Data shown:
--- --- ---
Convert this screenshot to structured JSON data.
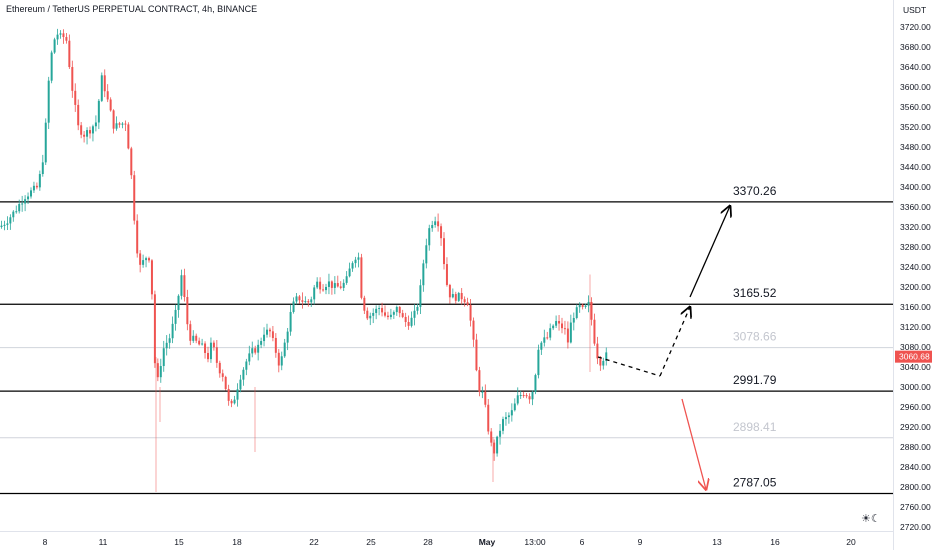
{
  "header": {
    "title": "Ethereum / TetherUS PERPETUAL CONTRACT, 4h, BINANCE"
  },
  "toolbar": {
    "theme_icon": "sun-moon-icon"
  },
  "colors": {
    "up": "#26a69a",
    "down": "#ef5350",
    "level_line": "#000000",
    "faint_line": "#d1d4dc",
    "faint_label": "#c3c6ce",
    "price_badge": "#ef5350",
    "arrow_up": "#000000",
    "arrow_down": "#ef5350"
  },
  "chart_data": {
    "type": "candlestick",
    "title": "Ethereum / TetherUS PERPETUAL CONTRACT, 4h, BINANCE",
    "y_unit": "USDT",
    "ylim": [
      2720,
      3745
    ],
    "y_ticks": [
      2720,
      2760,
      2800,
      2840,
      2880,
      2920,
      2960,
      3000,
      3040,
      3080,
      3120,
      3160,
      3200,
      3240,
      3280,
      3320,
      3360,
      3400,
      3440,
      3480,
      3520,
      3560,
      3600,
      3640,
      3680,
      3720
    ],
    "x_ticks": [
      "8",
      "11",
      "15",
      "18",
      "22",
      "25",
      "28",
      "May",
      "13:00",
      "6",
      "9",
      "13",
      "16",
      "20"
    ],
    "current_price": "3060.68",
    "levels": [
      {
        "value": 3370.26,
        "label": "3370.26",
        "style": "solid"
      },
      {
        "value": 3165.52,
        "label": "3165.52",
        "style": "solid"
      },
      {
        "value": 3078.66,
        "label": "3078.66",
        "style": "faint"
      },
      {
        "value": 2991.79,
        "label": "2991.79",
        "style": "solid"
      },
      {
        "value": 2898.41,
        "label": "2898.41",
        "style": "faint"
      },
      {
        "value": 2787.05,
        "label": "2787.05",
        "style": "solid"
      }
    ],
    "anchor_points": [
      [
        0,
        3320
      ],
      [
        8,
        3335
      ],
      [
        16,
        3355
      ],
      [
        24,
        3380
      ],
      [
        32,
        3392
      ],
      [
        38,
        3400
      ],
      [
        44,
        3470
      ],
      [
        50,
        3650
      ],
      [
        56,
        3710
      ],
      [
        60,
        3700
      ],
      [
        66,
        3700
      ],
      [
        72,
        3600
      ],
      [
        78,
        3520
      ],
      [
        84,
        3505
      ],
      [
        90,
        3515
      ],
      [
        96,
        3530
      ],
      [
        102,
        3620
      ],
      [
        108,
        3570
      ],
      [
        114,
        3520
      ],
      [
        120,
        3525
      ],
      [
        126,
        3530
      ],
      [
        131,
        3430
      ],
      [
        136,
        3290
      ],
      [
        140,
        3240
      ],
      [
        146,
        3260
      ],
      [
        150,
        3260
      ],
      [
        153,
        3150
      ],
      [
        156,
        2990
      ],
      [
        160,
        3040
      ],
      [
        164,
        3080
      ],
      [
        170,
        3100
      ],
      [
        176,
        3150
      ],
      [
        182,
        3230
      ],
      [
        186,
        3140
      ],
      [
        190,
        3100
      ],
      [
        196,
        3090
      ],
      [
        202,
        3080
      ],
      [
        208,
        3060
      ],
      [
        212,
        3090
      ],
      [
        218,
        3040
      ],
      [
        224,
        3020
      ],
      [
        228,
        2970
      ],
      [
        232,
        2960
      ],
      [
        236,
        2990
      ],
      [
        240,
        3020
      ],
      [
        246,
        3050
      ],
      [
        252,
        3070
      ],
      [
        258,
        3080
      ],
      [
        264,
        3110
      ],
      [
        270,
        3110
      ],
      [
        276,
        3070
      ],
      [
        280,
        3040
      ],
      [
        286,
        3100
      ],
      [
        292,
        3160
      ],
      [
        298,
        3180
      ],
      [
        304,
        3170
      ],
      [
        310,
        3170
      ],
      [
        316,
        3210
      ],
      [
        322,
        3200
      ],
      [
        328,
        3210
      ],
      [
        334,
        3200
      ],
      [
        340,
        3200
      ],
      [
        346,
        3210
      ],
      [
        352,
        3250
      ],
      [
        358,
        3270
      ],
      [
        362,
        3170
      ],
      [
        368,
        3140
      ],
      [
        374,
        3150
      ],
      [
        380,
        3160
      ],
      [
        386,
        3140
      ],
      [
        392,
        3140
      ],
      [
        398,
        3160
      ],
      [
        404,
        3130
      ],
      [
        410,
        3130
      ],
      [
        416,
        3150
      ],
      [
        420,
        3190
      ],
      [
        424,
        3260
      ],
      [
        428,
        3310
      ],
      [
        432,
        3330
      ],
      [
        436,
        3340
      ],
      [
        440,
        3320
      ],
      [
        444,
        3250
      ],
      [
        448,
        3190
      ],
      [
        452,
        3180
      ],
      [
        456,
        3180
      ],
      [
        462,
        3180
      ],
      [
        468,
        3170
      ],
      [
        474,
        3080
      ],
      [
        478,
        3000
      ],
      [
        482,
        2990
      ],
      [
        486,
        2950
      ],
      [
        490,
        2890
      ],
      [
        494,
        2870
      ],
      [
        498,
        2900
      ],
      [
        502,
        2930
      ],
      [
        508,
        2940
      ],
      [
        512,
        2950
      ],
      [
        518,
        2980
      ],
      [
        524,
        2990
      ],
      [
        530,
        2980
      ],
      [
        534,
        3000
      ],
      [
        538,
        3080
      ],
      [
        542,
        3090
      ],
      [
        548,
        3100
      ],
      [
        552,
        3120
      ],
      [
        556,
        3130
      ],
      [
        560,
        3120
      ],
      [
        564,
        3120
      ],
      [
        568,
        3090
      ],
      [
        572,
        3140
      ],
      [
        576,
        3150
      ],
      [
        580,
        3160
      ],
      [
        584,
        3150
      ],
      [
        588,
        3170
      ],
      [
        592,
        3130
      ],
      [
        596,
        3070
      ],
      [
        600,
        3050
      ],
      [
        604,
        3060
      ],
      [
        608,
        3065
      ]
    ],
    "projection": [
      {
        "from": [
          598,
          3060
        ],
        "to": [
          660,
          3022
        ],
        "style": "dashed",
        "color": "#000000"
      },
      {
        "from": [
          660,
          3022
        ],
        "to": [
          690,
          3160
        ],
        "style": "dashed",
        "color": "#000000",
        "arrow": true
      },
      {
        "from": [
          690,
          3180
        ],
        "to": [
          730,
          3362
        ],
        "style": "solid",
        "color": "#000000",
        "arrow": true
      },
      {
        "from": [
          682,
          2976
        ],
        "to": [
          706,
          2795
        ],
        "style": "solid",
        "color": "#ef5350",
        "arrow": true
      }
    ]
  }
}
--- --- ---
Short problem: Ignore the images and quote every line of the listing exactly.

Result:
Convert this screenshot to structured JSON data.
{
  "header": {
    "title": "Ethereum / TetherUS PERPETUAL CONTRACT, 4h, BINANCE"
  },
  "toolbar": {
    "theme_icon": "sun-moon-icon"
  },
  "colors": {
    "up": "#26a69a",
    "down": "#ef5350",
    "level_line": "#000000",
    "faint_line": "#d1d4dc",
    "faint_label": "#c3c6ce",
    "price_badge": "#ef5350",
    "arrow_up": "#000000",
    "arrow_down": "#ef5350"
  },
  "chart_data": {
    "type": "candlestick",
    "title": "Ethereum / TetherUS PERPETUAL CONTRACT, 4h, BINANCE",
    "y_unit": "USDT",
    "ylim": [
      2720,
      3745
    ],
    "y_ticks": [
      2720,
      2760,
      2800,
      2840,
      2880,
      2920,
      2960,
      3000,
      3040,
      3080,
      3120,
      3160,
      3200,
      3240,
      3280,
      3320,
      3360,
      3400,
      3440,
      3480,
      3520,
      3560,
      3600,
      3640,
      3680,
      3720
    ],
    "x_ticks": [
      "8",
      "11",
      "15",
      "18",
      "22",
      "25",
      "28",
      "May",
      "13:00",
      "6",
      "9",
      "13",
      "16",
      "20"
    ],
    "current_price": "3060.68",
    "levels": [
      {
        "value": 3370.26,
        "label": "3370.26",
        "style": "solid"
      },
      {
        "value": 3165.52,
        "label": "3165.52",
        "style": "solid"
      },
      {
        "value": 3078.66,
        "label": "3078.66",
        "style": "faint"
      },
      {
        "value": 2991.79,
        "label": "2991.79",
        "style": "solid"
      },
      {
        "value": 2898.41,
        "label": "2898.41",
        "style": "faint"
      },
      {
        "value": 2787.05,
        "label": "2787.05",
        "style": "solid"
      }
    ],
    "anchor_points": [
      [
        0,
        3320
      ],
      [
        8,
        3335
      ],
      [
        16,
        3355
      ],
      [
        24,
        3380
      ],
      [
        32,
        3392
      ],
      [
        38,
        3400
      ],
      [
        44,
        3470
      ],
      [
        50,
        3650
      ],
      [
        56,
        3710
      ],
      [
        60,
        3700
      ],
      [
        66,
        3700
      ],
      [
        72,
        3600
      ],
      [
        78,
        3520
      ],
      [
        84,
        3505
      ],
      [
        90,
        3515
      ],
      [
        96,
        3530
      ],
      [
        102,
        3620
      ],
      [
        108,
        3570
      ],
      [
        114,
        3520
      ],
      [
        120,
        3525
      ],
      [
        126,
        3530
      ],
      [
        131,
        3430
      ],
      [
        136,
        3290
      ],
      [
        140,
        3240
      ],
      [
        146,
        3260
      ],
      [
        150,
        3260
      ],
      [
        153,
        3150
      ],
      [
        156,
        2990
      ],
      [
        160,
        3040
      ],
      [
        164,
        3080
      ],
      [
        170,
        3100
      ],
      [
        176,
        3150
      ],
      [
        182,
        3230
      ],
      [
        186,
        3140
      ],
      [
        190,
        3100
      ],
      [
        196,
        3090
      ],
      [
        202,
        3080
      ],
      [
        208,
        3060
      ],
      [
        212,
        3090
      ],
      [
        218,
        3040
      ],
      [
        224,
        3020
      ],
      [
        228,
        2970
      ],
      [
        232,
        2960
      ],
      [
        236,
        2990
      ],
      [
        240,
        3020
      ],
      [
        246,
        3050
      ],
      [
        252,
        3070
      ],
      [
        258,
        3080
      ],
      [
        264,
        3110
      ],
      [
        270,
        3110
      ],
      [
        276,
        3070
      ],
      [
        280,
        3040
      ],
      [
        286,
        3100
      ],
      [
        292,
        3160
      ],
      [
        298,
        3180
      ],
      [
        304,
        3170
      ],
      [
        310,
        3170
      ],
      [
        316,
        3210
      ],
      [
        322,
        3200
      ],
      [
        328,
        3210
      ],
      [
        334,
        3200
      ],
      [
        340,
        3200
      ],
      [
        346,
        3210
      ],
      [
        352,
        3250
      ],
      [
        358,
        3270
      ],
      [
        362,
        3170
      ],
      [
        368,
        3140
      ],
      [
        374,
        3150
      ],
      [
        380,
        3160
      ],
      [
        386,
        3140
      ],
      [
        392,
        3140
      ],
      [
        398,
        3160
      ],
      [
        404,
        3130
      ],
      [
        410,
        3130
      ],
      [
        416,
        3150
      ],
      [
        420,
        3190
      ],
      [
        424,
        3260
      ],
      [
        428,
        3310
      ],
      [
        432,
        3330
      ],
      [
        436,
        3340
      ],
      [
        440,
        3320
      ],
      [
        444,
        3250
      ],
      [
        448,
        3190
      ],
      [
        452,
        3180
      ],
      [
        456,
        3180
      ],
      [
        462,
        3180
      ],
      [
        468,
        3170
      ],
      [
        474,
        3080
      ],
      [
        478,
        3000
      ],
      [
        482,
        2990
      ],
      [
        486,
        2950
      ],
      [
        490,
        2890
      ],
      [
        494,
        2870
      ],
      [
        498,
        2900
      ],
      [
        502,
        2930
      ],
      [
        508,
        2940
      ],
      [
        512,
        2950
      ],
      [
        518,
        2980
      ],
      [
        524,
        2990
      ],
      [
        530,
        2980
      ],
      [
        534,
        3000
      ],
      [
        538,
        3080
      ],
      [
        542,
        3090
      ],
      [
        548,
        3100
      ],
      [
        552,
        3120
      ],
      [
        556,
        3130
      ],
      [
        560,
        3120
      ],
      [
        564,
        3120
      ],
      [
        568,
        3090
      ],
      [
        572,
        3140
      ],
      [
        576,
        3150
      ],
      [
        580,
        3160
      ],
      [
        584,
        3150
      ],
      [
        588,
        3170
      ],
      [
        592,
        3130
      ],
      [
        596,
        3070
      ],
      [
        600,
        3050
      ],
      [
        604,
        3060
      ],
      [
        608,
        3065
      ]
    ],
    "projection": [
      {
        "from": [
          598,
          3060
        ],
        "to": [
          660,
          3022
        ],
        "style": "dashed",
        "color": "#000000"
      },
      {
        "from": [
          660,
          3022
        ],
        "to": [
          690,
          3160
        ],
        "style": "dashed",
        "color": "#000000",
        "arrow": true
      },
      {
        "from": [
          690,
          3180
        ],
        "to": [
          730,
          3362
        ],
        "style": "solid",
        "color": "#000000",
        "arrow": true
      },
      {
        "from": [
          682,
          2976
        ],
        "to": [
          706,
          2795
        ],
        "style": "solid",
        "color": "#ef5350",
        "arrow": true
      }
    ]
  }
}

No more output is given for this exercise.